- [TASK DIRECTIONS] Please translate this sentence from the teleconferencing text into Spanish: "All locations will see and hear both the presenter and the additional participant."

- [SOURCE EXTRACT]

Combining the presenter with the graphics using front projection suffers from the additional problems of blinding the presenter, and distorting the graphics his body intercepts, which is disconcerting to the viewers.
In teleconferencing, there are numerous variations in the techniques for combining a presenter and the selected graphics. None of these techniques can be considered ideal. The effort to place the presenter in front of the projected graphics is to improve personal contact between a presenter and his audience, as compared to the sleep inducing graphics image with an off-screen presenter.
The Interactive Teleconferencing Display System uses equipment performing identical functions at each location thus permitting any location to originate or participate in a conference. The equipment includes a front or rear projection screen, an electronic projector, and a signal processor. When the presenter is in front of a front projection screen, a matte signal is generated that selectively inhibits the projector to prevent the projected graphics from illuminating the presenter. The graphics are downloaded and stored at all locations. The presenter, having been extracted by a matte signal is transmitted to all locations where it is matted over the graphics before projection. By separately transmitting the graphics image and the presenter's image, and combining them at the remote location, each is an original and there is no loss of detail when displayed.
An individual at another location may participate at any time by stepping in front of his screen. All locations will see and hear both the presenter and the additional participant. Both participants may look at each other, point to, and discuss the material being displayed. They may also look toward their local audience without being blinded by the projector. Participants from other locations may join in and also appear on all screens.

[Lines of data]
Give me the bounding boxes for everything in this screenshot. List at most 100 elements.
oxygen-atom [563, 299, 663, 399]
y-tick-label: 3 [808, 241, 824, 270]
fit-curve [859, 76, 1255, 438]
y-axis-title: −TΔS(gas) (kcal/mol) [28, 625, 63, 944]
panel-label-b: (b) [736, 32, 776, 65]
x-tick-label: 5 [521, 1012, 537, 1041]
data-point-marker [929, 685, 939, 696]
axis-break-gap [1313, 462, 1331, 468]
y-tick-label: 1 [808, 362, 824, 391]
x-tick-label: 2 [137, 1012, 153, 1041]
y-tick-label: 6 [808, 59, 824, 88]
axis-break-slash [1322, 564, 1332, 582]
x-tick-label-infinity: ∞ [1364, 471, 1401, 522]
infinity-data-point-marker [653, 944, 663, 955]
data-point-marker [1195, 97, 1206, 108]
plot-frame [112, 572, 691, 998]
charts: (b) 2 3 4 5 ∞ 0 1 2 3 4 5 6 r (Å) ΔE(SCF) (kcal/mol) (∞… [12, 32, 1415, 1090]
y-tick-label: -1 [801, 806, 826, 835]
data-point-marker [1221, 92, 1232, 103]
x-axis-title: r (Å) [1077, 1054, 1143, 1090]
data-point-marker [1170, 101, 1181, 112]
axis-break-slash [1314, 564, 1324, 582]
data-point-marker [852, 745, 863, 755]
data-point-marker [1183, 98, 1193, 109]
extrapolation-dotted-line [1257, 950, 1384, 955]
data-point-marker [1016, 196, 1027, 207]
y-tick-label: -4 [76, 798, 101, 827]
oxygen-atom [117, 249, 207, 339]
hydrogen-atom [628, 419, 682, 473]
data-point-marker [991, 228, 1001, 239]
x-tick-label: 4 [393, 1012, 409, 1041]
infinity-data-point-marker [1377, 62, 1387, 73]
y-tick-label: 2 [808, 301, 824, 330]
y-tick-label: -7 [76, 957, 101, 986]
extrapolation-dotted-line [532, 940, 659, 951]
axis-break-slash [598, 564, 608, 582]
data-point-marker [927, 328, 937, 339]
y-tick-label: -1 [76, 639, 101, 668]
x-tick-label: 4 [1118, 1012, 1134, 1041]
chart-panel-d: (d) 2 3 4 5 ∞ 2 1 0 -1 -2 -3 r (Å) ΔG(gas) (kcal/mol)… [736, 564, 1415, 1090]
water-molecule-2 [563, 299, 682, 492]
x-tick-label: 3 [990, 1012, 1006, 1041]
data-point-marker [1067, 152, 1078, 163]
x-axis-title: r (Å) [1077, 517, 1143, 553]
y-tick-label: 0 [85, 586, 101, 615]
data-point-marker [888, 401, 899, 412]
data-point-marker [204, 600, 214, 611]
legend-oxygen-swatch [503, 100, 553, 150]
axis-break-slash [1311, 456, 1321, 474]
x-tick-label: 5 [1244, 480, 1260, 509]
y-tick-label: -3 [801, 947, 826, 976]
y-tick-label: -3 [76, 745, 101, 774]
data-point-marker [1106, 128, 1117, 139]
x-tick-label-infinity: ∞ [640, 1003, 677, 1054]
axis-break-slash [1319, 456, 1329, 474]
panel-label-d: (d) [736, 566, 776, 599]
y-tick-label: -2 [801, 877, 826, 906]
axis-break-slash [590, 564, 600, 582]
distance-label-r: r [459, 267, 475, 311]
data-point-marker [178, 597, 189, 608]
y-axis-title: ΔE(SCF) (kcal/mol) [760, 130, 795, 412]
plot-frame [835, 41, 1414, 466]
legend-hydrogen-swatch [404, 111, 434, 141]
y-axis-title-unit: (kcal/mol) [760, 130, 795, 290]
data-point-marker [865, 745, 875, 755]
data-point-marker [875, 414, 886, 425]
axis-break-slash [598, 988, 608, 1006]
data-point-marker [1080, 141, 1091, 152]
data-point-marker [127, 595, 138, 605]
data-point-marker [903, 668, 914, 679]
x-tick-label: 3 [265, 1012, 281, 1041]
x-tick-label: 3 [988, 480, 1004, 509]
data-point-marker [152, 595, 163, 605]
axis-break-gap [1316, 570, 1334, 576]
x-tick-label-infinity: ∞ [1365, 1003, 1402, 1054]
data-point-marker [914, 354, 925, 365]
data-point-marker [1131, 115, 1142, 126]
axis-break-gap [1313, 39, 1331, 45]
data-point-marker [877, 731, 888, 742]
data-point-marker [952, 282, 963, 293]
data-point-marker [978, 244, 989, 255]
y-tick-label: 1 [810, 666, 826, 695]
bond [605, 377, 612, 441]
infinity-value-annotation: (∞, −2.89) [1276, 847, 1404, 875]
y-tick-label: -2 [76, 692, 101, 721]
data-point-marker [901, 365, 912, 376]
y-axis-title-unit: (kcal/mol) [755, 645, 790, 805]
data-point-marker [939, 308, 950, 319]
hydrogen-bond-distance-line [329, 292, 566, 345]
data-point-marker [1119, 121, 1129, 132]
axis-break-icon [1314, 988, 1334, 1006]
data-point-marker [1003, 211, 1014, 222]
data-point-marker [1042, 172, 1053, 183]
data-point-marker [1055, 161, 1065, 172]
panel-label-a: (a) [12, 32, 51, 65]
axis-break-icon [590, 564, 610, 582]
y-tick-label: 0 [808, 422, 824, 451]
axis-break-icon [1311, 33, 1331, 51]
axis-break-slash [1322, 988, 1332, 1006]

--

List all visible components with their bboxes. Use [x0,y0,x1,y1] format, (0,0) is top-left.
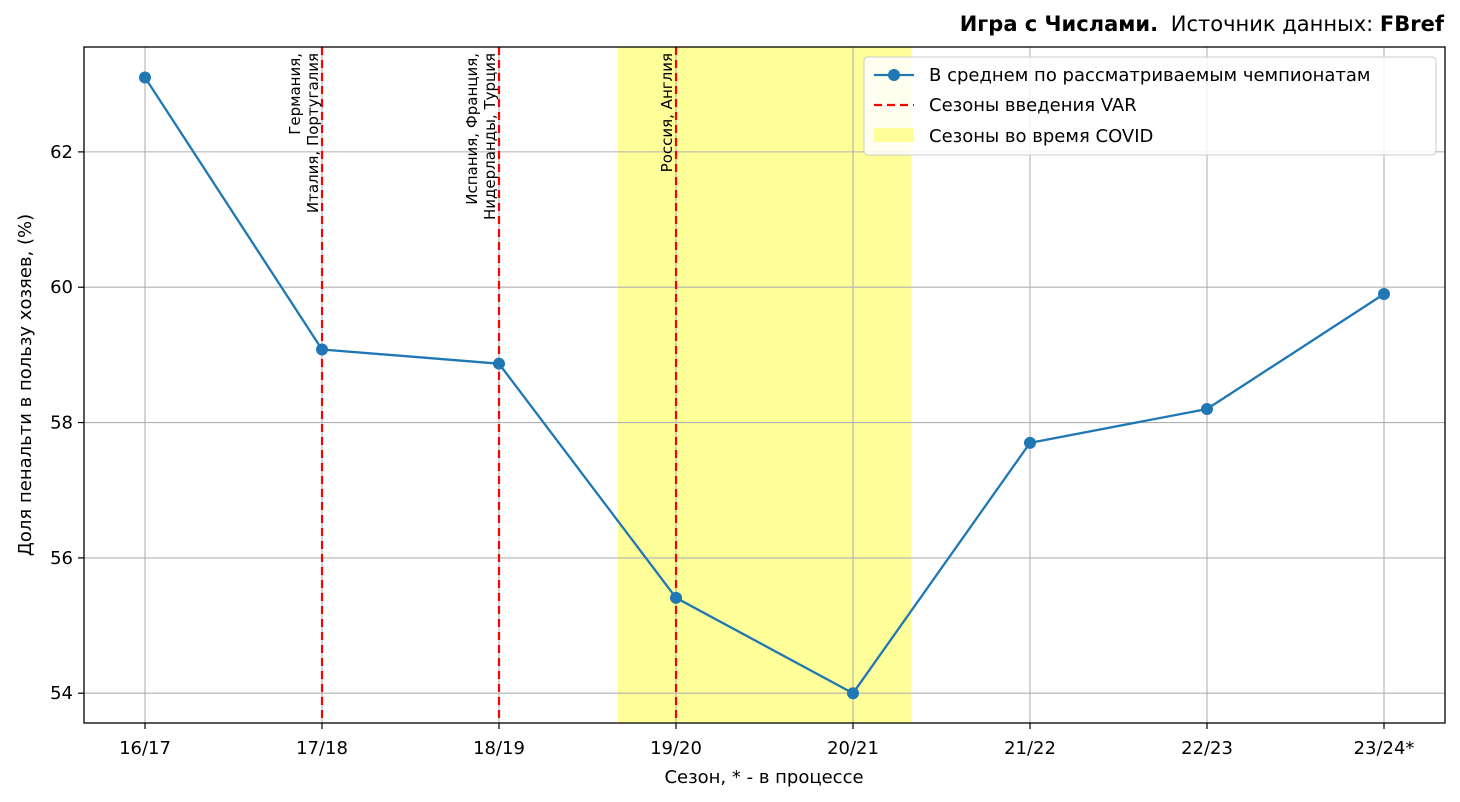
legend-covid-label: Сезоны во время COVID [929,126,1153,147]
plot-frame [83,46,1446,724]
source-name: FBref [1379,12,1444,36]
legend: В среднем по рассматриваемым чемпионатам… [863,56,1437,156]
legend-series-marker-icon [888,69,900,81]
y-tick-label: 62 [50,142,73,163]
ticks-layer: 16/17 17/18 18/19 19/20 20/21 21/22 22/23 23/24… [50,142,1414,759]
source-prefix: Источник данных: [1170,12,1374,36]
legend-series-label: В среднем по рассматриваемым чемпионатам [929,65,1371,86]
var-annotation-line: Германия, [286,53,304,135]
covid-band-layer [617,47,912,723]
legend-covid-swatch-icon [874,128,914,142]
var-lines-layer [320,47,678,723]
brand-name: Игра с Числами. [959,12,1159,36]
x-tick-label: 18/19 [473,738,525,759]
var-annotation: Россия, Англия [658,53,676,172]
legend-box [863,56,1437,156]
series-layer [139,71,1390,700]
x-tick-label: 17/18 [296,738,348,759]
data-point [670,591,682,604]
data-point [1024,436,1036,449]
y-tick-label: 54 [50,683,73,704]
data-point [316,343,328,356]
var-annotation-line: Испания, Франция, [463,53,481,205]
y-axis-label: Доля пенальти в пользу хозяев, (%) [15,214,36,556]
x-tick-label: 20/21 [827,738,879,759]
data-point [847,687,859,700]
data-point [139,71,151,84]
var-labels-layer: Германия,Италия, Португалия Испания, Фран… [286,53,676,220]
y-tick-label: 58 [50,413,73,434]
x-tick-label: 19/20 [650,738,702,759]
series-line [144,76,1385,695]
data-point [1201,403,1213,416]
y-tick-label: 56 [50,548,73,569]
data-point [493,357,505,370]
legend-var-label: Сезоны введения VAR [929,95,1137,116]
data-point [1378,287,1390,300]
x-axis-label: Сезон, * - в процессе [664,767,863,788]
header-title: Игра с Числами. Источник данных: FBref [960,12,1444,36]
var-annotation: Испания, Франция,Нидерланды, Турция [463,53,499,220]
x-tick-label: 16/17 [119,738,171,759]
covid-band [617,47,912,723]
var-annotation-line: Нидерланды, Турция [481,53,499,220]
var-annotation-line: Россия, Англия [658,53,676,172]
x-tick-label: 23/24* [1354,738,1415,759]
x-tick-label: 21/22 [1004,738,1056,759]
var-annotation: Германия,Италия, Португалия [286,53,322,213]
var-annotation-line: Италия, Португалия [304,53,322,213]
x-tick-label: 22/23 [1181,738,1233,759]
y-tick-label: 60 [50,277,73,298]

- [WRITTEN SOLUTION] Todas las ubicaciones verán y oirán tanto al presentador como al participante adicional.